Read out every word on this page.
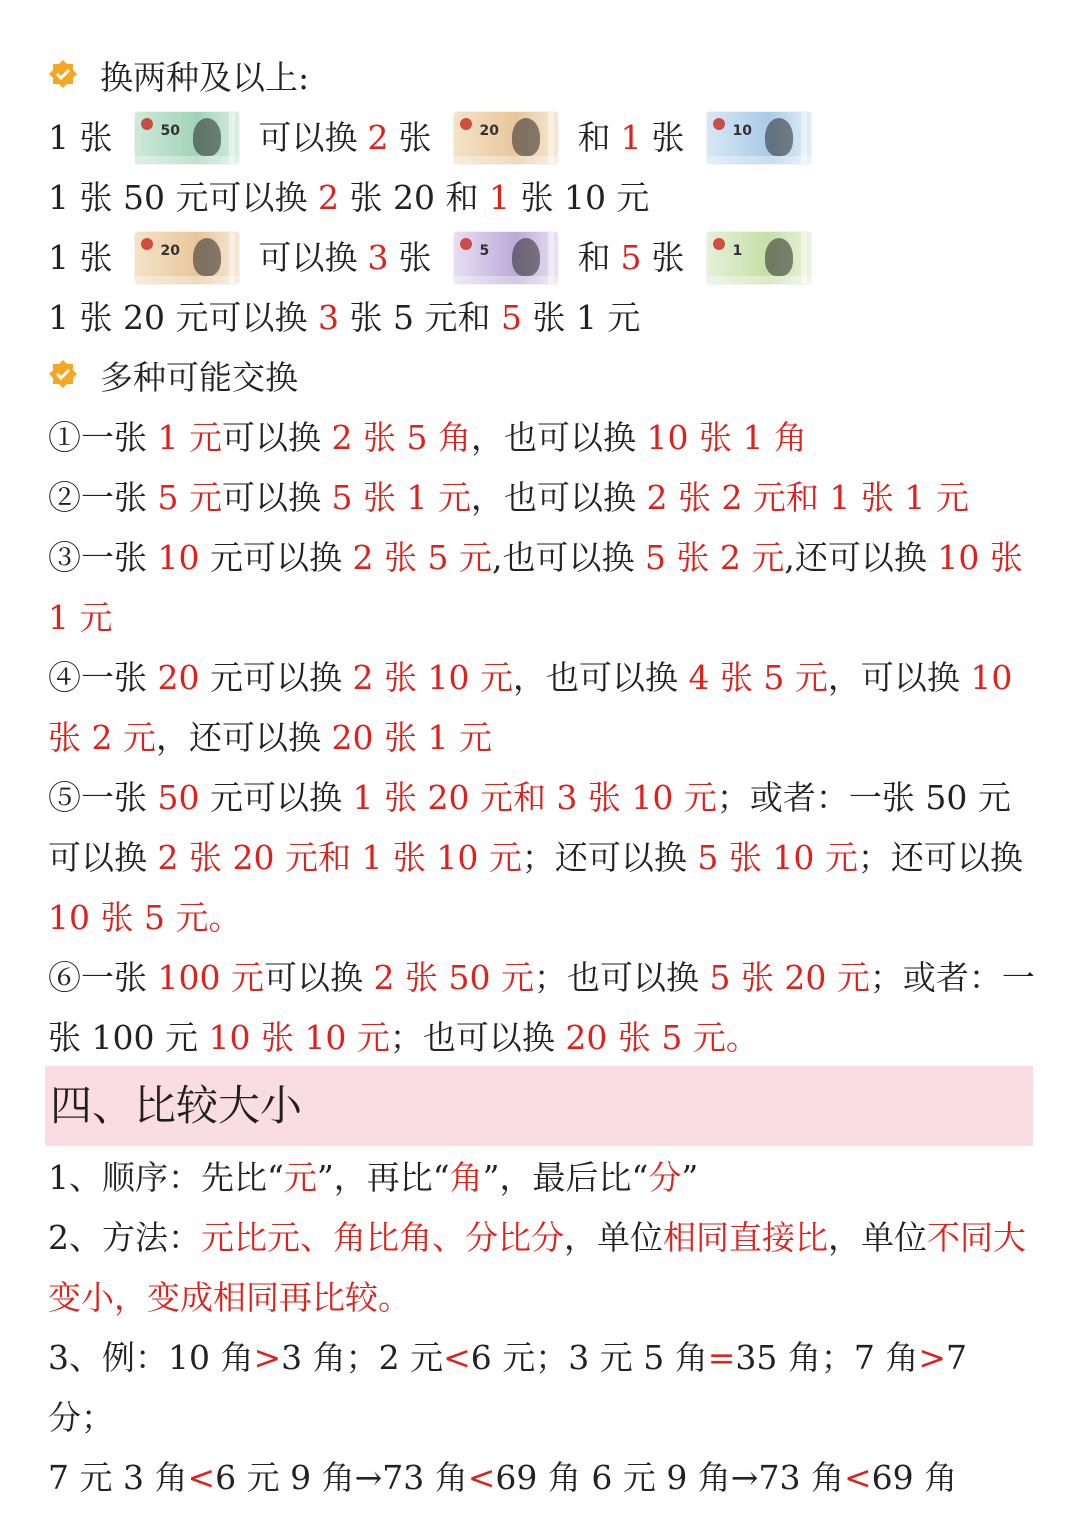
换两种及以上:
1 张	50 可以换 2 张	20 和 1 张	10
1 张 50 元可以换 2 张 20 和 1 张 10 元
1 张	20 可以换 3 张	5	和 5 张	1
1 张 20 元可以换 3 张 5 元和 5 张 1 元
多种可能交换
①一张 1 元可以换 2 张 5 角，也可以换 10 张 1 角
②一张 5 元可以换 5 张 1 元，也可以换 2 张 2 元和 1 张 1 元
③一张 10 元可以换 2 张 5 元,也可以换 5 张 2 元,还可以换 10 张 1 元
④一张 20 元可以换 2 张 10 元，也可以换 4 张 5 元，可以换 10 张 2 元，还可以换 20 张 1 元
⑤一张 50 元可以换 1 张 20 元和 3 张 10 元；或者：一张 50 元可以换 2 张 20 元和 1 张 10 元；还可以换 5 张 10 元；还可以换 10 张 5 元。
⑥一张 100 元可以换 2 张 50 元；也可以换 5 张 20 元；或者：一张 100 元 10 张 10 元；也可以换 20 张 5 元。
四、比较大小
1、顺序：先比“元”，再比“角”，最后比“分”
2、方法：元比元、角比角、分比分，单位相同直接比，单位不同大变小，变成相同再比较。
3、例：10 角>3 角；2 元<6 元；3 元 5 角=35 角；7 角>7 分；
7 元 3 角<6 元 9 角→73 角<69 角 6 元 9 角→73 角<69 角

::::::::::

Each line that holds the word "元可以换" should be extracted from the records.

▸ Solution to this exercise:
1 张 50 元可以换 2 张 20 和 1 张 10 元
1 张 20 元可以换 3 张 5 元和 5 张 1 元
①一张 1 元可以换 2 张 5 角，也可以换 10 张 1 角
②一张 5 元可以换 5 张 1 元，也可以换 2 张 2 元和 1 张 1 元
③一张 10 元可以换 2 张 5 元,也可以换 5 张 2 元,还可以换 10 张 1 元
④一张 20 元可以换 2 张 10 元，也可以换 4 张 5 元，可以换 10 张 2 元，还可以换 20 张 1 元
⑤一张 50 元可以换 1 张 20 元和 3 张 10 元；或者：一张 50 元可以换 2 张 20 元和 1 张 10 元；还可以换 5 张 10 元；还可以换 10 张 5 元。
⑥一张 100 元可以换 2 张 50 元；也可以换 5 张 20 元；或者：一张 100 元 10 张 10 元；也可以换 20 张 5 元。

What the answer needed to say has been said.